Exercise goal :: Report each line of the listing below that contains the string "período".

***** Supplied data

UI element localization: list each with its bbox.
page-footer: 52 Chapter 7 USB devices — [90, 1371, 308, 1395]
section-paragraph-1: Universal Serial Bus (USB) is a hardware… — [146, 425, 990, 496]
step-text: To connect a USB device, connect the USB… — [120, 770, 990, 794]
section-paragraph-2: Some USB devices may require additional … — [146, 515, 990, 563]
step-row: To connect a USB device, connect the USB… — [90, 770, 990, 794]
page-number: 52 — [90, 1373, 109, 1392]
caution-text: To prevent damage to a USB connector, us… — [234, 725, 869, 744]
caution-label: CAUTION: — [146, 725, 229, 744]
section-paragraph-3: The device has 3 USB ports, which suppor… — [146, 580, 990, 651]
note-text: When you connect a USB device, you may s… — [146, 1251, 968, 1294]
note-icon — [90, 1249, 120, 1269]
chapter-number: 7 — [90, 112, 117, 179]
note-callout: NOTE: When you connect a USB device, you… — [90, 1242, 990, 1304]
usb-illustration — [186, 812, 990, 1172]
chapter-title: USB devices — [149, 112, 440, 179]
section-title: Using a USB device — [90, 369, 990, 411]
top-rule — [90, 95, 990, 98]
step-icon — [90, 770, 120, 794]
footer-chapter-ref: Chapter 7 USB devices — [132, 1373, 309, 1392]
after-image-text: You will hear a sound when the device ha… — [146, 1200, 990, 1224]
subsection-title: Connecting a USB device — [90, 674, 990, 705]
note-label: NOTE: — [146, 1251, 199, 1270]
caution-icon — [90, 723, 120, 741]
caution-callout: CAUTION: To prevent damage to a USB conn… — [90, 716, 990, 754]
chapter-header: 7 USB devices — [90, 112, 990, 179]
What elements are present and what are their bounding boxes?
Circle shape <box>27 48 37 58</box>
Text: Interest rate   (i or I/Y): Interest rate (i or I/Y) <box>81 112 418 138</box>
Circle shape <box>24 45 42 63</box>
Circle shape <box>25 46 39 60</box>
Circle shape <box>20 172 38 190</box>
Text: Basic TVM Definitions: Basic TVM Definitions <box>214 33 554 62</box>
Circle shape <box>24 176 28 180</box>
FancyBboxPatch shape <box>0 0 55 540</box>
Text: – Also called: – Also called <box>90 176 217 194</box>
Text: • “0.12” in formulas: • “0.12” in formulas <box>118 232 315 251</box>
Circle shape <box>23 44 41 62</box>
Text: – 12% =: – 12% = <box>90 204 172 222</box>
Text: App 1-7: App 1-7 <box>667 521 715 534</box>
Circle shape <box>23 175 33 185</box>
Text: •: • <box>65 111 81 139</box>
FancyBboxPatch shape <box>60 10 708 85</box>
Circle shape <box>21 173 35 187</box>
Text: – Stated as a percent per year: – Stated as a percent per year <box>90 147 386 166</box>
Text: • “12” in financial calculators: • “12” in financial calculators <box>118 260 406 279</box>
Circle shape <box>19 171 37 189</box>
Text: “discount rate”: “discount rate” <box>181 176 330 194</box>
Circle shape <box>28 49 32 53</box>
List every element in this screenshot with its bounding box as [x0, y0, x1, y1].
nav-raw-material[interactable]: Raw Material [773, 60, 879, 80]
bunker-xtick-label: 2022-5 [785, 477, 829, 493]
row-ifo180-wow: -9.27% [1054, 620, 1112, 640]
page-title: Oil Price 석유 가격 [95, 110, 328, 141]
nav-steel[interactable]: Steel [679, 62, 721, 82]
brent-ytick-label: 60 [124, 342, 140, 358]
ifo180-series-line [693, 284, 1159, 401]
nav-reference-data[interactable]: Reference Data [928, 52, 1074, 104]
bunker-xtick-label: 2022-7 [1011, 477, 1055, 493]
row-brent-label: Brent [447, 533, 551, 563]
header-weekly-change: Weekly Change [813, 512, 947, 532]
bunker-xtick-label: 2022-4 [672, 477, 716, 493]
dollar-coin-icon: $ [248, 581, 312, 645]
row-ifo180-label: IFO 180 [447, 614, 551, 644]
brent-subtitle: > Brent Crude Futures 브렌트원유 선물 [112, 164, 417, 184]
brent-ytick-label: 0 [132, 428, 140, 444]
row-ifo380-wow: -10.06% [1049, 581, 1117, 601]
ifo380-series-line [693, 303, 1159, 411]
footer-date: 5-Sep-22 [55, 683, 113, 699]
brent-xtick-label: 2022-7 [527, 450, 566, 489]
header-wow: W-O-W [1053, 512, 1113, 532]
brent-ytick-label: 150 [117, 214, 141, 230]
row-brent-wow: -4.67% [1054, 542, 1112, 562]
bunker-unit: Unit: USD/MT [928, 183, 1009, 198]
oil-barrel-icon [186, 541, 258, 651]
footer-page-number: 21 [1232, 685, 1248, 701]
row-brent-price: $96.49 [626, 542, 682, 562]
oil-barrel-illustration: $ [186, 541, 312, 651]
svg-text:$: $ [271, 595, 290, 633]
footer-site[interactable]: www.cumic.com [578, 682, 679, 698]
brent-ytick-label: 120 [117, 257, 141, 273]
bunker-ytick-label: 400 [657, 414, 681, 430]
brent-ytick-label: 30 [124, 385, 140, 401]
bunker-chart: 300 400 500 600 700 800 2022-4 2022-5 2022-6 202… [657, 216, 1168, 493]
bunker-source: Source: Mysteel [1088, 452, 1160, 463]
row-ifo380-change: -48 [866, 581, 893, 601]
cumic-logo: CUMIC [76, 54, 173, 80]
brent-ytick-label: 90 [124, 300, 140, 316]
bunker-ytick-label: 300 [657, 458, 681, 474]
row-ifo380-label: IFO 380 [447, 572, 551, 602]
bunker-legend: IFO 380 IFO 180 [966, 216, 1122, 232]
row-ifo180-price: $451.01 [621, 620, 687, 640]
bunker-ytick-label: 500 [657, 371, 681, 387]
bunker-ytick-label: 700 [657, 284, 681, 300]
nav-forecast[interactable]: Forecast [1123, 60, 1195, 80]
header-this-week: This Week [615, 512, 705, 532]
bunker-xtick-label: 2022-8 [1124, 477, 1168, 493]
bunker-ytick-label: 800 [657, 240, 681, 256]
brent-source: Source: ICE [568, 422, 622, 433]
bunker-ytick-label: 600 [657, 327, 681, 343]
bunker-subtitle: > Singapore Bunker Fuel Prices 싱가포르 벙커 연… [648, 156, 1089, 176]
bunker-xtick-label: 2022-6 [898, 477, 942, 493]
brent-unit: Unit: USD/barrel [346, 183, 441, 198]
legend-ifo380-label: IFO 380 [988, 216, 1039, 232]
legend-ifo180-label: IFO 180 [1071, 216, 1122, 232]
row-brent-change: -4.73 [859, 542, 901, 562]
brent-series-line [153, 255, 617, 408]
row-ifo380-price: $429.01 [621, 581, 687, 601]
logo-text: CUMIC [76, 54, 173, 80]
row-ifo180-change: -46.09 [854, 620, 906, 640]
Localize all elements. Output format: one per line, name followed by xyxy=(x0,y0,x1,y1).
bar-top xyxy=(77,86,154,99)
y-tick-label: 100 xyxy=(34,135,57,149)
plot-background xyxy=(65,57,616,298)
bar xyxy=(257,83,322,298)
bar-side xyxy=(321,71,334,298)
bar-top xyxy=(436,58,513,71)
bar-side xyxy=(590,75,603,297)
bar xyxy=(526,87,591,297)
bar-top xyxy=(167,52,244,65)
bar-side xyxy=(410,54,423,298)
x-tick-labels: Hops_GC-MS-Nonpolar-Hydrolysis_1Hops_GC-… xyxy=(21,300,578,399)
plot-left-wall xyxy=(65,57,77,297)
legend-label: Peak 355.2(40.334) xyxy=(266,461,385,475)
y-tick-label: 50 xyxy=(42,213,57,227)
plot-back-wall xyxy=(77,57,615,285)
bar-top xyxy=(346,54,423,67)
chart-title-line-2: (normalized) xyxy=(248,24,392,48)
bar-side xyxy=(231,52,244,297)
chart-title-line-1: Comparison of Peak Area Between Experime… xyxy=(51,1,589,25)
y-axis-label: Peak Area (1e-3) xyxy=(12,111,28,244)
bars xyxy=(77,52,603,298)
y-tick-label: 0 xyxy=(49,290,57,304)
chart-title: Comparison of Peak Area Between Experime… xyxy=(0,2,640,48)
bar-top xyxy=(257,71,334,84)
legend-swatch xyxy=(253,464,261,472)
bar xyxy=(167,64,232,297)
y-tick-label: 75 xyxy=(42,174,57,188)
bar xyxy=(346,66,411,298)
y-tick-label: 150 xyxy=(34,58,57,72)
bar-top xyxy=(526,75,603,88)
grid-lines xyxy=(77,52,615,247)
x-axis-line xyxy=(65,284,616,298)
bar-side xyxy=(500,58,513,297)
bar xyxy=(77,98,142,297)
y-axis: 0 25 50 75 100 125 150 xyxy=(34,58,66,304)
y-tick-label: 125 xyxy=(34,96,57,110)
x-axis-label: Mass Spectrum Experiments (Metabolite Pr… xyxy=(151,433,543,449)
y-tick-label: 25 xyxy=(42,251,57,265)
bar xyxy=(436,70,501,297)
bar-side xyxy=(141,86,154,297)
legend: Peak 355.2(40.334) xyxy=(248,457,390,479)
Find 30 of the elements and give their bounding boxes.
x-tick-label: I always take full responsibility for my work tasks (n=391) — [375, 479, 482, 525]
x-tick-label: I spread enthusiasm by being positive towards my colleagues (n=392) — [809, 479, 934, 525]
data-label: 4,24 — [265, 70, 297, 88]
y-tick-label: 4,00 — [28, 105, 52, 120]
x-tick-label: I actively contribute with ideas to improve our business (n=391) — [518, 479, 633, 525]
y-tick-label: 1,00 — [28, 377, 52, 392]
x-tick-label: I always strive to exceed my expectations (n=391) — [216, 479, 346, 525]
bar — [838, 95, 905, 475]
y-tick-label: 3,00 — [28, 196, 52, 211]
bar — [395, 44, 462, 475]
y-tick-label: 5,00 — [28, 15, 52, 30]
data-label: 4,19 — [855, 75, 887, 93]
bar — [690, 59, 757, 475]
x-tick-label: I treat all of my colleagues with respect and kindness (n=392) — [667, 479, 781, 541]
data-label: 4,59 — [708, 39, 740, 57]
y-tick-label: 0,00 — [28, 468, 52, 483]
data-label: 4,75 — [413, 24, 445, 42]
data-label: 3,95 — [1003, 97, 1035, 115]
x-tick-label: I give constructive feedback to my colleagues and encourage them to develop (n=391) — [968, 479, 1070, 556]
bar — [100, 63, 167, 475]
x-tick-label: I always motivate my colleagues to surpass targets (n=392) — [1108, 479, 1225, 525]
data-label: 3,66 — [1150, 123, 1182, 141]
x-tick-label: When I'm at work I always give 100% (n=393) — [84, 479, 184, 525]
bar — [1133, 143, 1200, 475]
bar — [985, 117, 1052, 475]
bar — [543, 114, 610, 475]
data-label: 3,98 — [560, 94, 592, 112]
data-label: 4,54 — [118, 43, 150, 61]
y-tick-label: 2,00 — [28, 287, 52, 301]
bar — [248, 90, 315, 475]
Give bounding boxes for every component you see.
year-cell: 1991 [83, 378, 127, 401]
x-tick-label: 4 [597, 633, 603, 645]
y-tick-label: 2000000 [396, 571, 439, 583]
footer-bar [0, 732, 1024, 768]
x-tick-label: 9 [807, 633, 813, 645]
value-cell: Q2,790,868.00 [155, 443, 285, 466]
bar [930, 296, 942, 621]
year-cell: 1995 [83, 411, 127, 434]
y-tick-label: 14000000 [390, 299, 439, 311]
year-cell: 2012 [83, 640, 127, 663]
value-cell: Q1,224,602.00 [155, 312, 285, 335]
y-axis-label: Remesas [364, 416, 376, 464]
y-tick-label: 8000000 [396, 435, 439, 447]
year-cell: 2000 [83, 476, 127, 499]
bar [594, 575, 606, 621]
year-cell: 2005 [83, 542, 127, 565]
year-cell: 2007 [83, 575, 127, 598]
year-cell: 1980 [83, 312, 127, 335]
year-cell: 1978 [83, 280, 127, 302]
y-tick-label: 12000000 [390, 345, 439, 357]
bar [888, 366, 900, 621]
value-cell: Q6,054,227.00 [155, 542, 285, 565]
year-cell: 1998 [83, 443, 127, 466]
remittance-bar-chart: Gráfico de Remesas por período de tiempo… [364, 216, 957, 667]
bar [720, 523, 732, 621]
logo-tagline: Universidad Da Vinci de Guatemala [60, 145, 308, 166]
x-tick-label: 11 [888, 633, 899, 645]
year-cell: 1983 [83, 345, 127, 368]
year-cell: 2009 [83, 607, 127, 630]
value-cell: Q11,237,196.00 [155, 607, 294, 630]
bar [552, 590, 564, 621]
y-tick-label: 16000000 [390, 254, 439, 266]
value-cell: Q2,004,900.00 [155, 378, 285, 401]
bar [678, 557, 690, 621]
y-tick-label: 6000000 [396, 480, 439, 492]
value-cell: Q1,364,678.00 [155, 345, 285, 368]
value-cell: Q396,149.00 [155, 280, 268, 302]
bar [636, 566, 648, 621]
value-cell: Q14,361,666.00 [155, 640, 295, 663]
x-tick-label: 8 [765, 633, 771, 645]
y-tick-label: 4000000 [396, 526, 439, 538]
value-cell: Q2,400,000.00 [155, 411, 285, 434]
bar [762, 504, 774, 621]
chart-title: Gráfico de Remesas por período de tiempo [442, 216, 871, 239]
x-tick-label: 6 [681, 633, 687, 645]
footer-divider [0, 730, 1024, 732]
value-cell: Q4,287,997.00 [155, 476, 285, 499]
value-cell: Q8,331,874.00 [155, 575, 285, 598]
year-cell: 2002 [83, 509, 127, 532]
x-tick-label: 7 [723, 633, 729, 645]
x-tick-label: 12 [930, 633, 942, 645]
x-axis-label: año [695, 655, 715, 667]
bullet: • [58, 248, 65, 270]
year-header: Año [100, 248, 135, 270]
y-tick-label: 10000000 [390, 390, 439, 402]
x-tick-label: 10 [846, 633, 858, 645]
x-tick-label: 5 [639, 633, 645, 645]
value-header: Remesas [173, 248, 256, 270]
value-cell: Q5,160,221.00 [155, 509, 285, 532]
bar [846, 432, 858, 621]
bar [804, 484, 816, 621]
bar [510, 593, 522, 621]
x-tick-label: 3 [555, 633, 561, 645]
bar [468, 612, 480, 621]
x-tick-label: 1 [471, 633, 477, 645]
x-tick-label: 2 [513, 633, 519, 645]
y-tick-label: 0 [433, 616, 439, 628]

**********

Reply ::
remittance-bar-chart: Gráfico de Remesas por período de tiempo… [364, 216, 957, 667]
chart-title: Gráfico de Remesas por período de tiempo [442, 216, 871, 239]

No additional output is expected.